Exercise objective:
In full and without alteration, give the listing again.

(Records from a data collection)
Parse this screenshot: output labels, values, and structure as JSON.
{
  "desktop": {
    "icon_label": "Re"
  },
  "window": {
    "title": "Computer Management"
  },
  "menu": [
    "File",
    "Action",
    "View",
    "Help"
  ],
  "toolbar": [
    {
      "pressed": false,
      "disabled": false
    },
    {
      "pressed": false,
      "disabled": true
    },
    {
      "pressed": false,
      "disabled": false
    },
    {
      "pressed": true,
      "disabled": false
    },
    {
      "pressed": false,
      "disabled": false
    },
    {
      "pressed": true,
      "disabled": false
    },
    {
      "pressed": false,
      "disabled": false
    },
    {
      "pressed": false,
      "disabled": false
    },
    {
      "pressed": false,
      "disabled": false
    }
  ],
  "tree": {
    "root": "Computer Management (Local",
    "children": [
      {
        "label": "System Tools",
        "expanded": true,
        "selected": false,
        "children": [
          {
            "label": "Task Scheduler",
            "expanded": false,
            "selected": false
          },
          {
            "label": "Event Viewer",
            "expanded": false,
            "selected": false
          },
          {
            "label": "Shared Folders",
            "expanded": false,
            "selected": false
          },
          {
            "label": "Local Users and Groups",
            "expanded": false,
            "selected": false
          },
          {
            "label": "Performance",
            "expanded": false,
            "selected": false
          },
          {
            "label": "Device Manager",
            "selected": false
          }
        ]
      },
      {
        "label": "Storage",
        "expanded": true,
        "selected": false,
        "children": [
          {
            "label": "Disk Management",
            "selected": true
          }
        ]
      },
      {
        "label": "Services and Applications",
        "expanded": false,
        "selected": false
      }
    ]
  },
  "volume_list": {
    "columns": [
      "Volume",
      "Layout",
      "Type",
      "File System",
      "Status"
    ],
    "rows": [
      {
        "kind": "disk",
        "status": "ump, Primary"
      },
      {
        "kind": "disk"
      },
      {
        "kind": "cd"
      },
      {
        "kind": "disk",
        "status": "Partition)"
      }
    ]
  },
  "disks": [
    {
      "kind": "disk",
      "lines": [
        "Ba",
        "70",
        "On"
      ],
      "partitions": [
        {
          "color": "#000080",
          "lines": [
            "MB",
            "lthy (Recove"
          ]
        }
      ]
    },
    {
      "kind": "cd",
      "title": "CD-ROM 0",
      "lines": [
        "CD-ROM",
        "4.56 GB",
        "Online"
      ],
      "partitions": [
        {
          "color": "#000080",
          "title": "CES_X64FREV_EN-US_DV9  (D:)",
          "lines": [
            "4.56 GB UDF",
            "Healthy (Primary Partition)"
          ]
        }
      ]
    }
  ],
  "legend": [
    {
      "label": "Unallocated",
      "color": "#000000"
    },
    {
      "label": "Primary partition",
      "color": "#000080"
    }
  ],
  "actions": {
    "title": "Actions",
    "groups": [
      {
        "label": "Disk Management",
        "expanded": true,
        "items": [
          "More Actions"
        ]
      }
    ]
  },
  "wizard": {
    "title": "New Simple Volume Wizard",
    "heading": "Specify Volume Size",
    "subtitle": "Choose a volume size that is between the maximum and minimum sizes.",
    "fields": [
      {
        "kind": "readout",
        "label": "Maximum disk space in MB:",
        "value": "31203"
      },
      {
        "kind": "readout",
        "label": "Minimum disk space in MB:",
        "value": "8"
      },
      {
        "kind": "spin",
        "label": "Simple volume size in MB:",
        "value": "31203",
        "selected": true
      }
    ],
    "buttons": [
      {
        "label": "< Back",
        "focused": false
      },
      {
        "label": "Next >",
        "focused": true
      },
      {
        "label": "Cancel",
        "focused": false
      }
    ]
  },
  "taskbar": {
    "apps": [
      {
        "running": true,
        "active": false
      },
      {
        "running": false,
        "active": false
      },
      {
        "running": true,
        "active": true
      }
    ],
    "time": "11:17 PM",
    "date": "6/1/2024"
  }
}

Written response:
Parse this screenshot: output labels, values, and structure as JSON.
{
  "desktop": {
    "icon_label": "Re"
  },
  "window": {
    "title": "Computer Management"
  },
  "menu": [
    "File",
    "Action",
    "View",
    "Help"
  ],
  "toolbar": [
    {
      "pressed": false,
      "disabled": false
    },
    {
      "pressed": false,
      "disabled": true
    },
    {
      "pressed": false,
      "disabled": false
    },
    {
      "pressed": true,
      "disabled": false
    },
    {
      "pressed": false,
      "disabled": false
    },
    {
      "pressed": true,
      "disabled": false
    },
    {
      "pressed": false,
      "disabled": false
    },
    {
      "pressed": false,
      "disabled": false
    },
    {
      "pressed": false,
      "disabled": false
    }
  ],
  "tree": {
    "root": "Computer Management (Local",
    "children": [
      {
        "label": "System Tools",
        "expanded": true,
        "selected": false,
        "children": [
          {
            "label": "Task Scheduler",
            "expanded": false,
            "selected": false
          },
          {
            "label": "Event Viewer",
            "expanded": false,
            "selected": false
          },
          {
            "label": "Shared Folders",
            "expanded": false,
            "selected": false
          },
          {
            "label": "Local Users and Groups",
            "expanded": false,
            "selected": false
          },
          {
            "label": "Performance",
            "expanded": false,
            "selected": false
          },
          {
            "label": "Device Manager",
            "selected": false
          }
        ]
      },
      {
        "label": "Storage",
        "expanded": true,
        "selected": false,
        "children": [
          {
            "label": "Disk Management",
            "selected": true
          }
        ]
      },
      {
        "label": "Services and Applications",
        "expanded": false,
        "selected": false
      }
    ]
  },
  "volume_list": {
    "columns": [
      "Volume",
      "Layout",
      "Type",
      "File System",
      "Status"
    ],
    "rows": [
      {
        "kind": "disk",
        "status": "ump, Primary"
      },
      {
        "kind": "disk"
      },
      {
        "kind": "cd"
      },
      {
        "kind": "disk",
        "status": "Partition)"
      }
    ]
  },
  "disks": [
    {
      "kind": "disk",
      "lines": [
        "Ba",
        "70",
        "On"
      ],
      "partitions": [
        {
          "color": "#000080",
          "lines": [
            "MB",
            "lthy (Recove"
          ]
        }
      ]
    },
    {
      "kind": "cd",
      "title": "CD-ROM 0",
      "lines": [
        "CD-ROM",
        "4.56 GB",
        "Online"
      ],
      "partitions": [
        {
          "color": "#000080",
          "title": "CES_X64FREV_EN-US_DV9  (D:)",
          "lines": [
            "4.56 GB UDF",
            "Healthy (Primary Partition)"
          ]
        }
      ]
    }
  ],
  "legend": [
    {
      "label": "Unallocated",
      "color": "#000000"
    },
    {
      "label": "Primary partition",
      "color": "#000080"
    }
  ],
  "actions": {
    "title": "Actions",
    "groups": [
      {
        "label": "Disk Management",
        "expanded": true,
        "items": [
          "More Actions"
        ]
      }
    ]
  },
  "wizard": {
    "title": "New Simple Volume Wizard",
    "heading": "Specify Volume Size",
    "subtitle": "Choose a volume size that is between the maximum and minimum sizes.",
    "fields": [
      {
        "kind": "readout",
        "label": "Maximum disk space in MB:",
        "value": "31203"
      },
      {
        "kind": "readout",
        "label": "Minimum disk space in MB:",
        "value": "8"
      },
      {
        "kind": "spin",
        "label": "Simple volume size in MB:",
        "value": "31203",
        "selected": true
      }
    ],
    "buttons": [
      {
        "label": "< Back",
        "focused": false
      },
      {
        "label": "Next >",
        "focused": true
      },
      {
        "label": "Cancel",
        "focused": false
      }
    ]
  },
  "taskbar": {
    "apps": [
      {
        "running": true,
        "active": false
      },
      {
        "running": false,
        "active": false
      },
      {
        "running": true,
        "active": true
      }
    ],
    "time": "11:17 PM",
    "date": "6/1/2024"
  }
}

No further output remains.